Extracted records:
— Start —
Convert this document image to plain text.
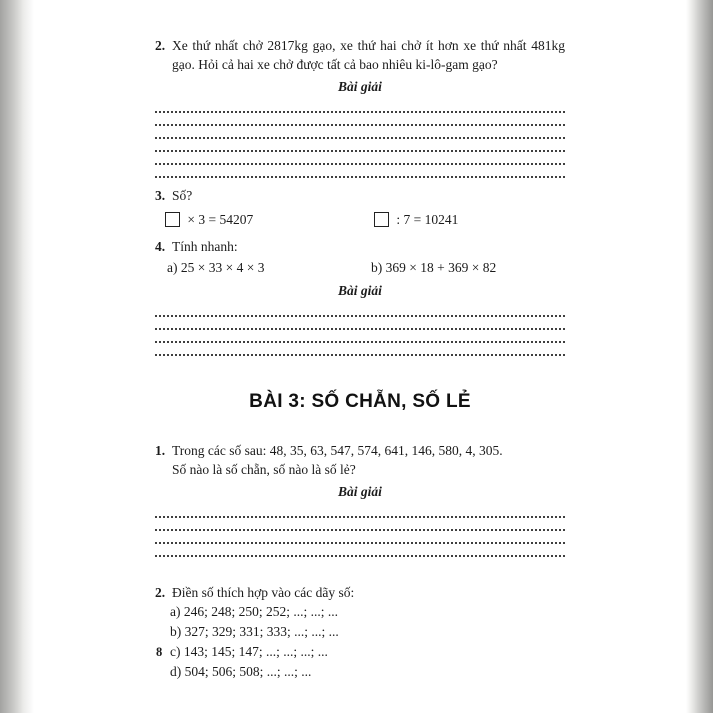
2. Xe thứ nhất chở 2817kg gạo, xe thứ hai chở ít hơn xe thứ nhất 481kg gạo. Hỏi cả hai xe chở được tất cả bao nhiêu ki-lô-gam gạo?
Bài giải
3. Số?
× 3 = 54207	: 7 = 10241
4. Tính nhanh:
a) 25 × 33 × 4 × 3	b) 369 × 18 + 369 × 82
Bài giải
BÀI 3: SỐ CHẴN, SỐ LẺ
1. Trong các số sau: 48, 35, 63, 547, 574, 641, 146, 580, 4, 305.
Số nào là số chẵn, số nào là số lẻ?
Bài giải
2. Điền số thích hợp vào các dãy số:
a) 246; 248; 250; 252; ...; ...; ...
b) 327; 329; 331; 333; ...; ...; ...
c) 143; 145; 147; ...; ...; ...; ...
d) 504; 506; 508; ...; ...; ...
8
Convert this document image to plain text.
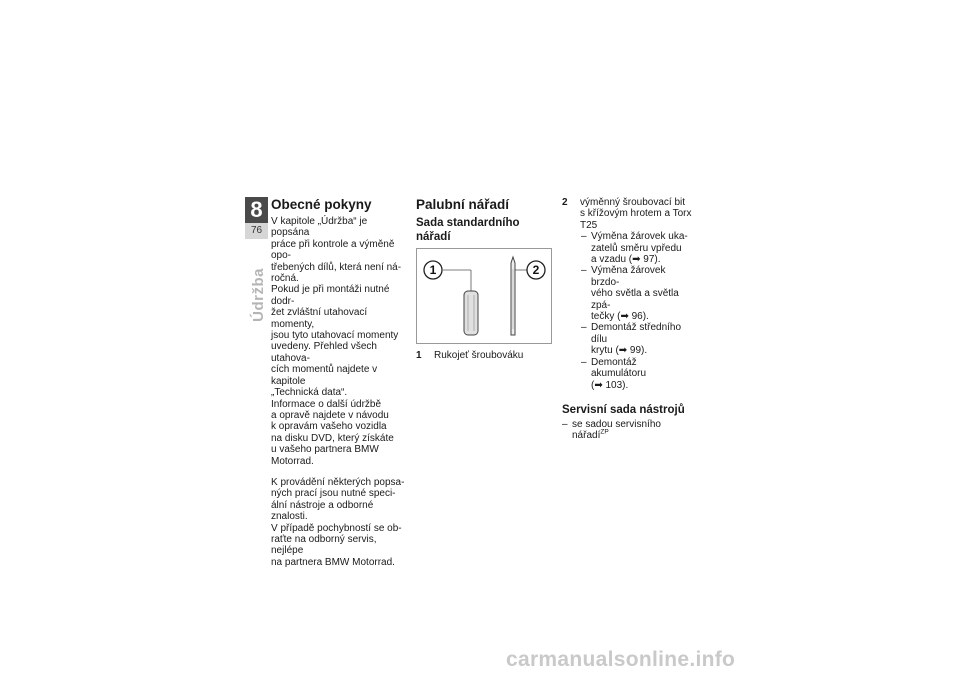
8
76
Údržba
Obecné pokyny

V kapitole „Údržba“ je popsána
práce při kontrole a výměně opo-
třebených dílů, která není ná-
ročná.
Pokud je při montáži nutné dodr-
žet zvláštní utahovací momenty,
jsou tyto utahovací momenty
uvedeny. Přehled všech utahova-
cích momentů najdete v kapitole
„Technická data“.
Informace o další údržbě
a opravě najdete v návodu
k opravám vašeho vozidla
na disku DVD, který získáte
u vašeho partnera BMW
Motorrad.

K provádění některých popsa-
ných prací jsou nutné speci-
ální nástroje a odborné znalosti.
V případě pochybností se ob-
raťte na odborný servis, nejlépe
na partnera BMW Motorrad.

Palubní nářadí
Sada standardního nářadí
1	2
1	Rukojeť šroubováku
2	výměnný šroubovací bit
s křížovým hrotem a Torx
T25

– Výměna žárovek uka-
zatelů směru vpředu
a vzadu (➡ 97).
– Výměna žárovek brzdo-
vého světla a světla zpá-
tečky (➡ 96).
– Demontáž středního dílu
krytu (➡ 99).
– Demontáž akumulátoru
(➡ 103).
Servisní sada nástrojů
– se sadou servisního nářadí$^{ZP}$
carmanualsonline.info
— End —
— Start —
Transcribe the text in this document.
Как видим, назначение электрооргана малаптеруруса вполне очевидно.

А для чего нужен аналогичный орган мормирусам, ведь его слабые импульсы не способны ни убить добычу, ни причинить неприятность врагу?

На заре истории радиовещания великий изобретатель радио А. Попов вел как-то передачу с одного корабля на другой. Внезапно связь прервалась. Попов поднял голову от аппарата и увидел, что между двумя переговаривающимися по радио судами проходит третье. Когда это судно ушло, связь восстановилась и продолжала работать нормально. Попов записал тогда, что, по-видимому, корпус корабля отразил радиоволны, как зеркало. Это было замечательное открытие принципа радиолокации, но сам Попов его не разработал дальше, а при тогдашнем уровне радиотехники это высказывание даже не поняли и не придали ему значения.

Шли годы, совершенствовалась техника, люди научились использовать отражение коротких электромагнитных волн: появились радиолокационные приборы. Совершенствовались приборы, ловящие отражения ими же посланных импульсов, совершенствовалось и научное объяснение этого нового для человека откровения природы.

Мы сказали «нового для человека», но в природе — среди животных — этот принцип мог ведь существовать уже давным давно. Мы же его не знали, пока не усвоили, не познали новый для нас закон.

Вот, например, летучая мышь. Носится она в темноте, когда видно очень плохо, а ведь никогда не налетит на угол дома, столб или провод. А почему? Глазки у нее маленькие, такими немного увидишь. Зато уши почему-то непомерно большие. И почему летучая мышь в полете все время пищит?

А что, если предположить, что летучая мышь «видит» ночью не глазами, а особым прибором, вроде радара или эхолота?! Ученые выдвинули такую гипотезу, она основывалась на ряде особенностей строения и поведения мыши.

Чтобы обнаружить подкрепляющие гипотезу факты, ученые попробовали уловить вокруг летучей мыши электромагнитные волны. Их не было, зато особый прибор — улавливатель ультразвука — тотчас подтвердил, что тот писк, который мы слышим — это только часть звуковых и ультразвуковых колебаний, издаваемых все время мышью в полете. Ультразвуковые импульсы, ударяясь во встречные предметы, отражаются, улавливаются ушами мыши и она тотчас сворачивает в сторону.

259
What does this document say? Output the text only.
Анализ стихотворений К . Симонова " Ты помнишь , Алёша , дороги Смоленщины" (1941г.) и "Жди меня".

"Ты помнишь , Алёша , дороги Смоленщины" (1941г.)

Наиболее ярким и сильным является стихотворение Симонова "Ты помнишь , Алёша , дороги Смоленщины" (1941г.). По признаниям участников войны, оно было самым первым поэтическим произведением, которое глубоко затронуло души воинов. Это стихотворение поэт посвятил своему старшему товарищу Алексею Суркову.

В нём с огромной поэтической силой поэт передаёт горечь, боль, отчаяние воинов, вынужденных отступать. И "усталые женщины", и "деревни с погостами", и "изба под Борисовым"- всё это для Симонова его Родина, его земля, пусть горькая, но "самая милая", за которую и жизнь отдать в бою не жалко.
— End —
**Task directions:**
Go through the entries above and copy every line containing "nářadí".

**Full solution:**
Palubní nářadí
Sada standardního nářadí
– se sadou servisního nářadí$^{ZP}$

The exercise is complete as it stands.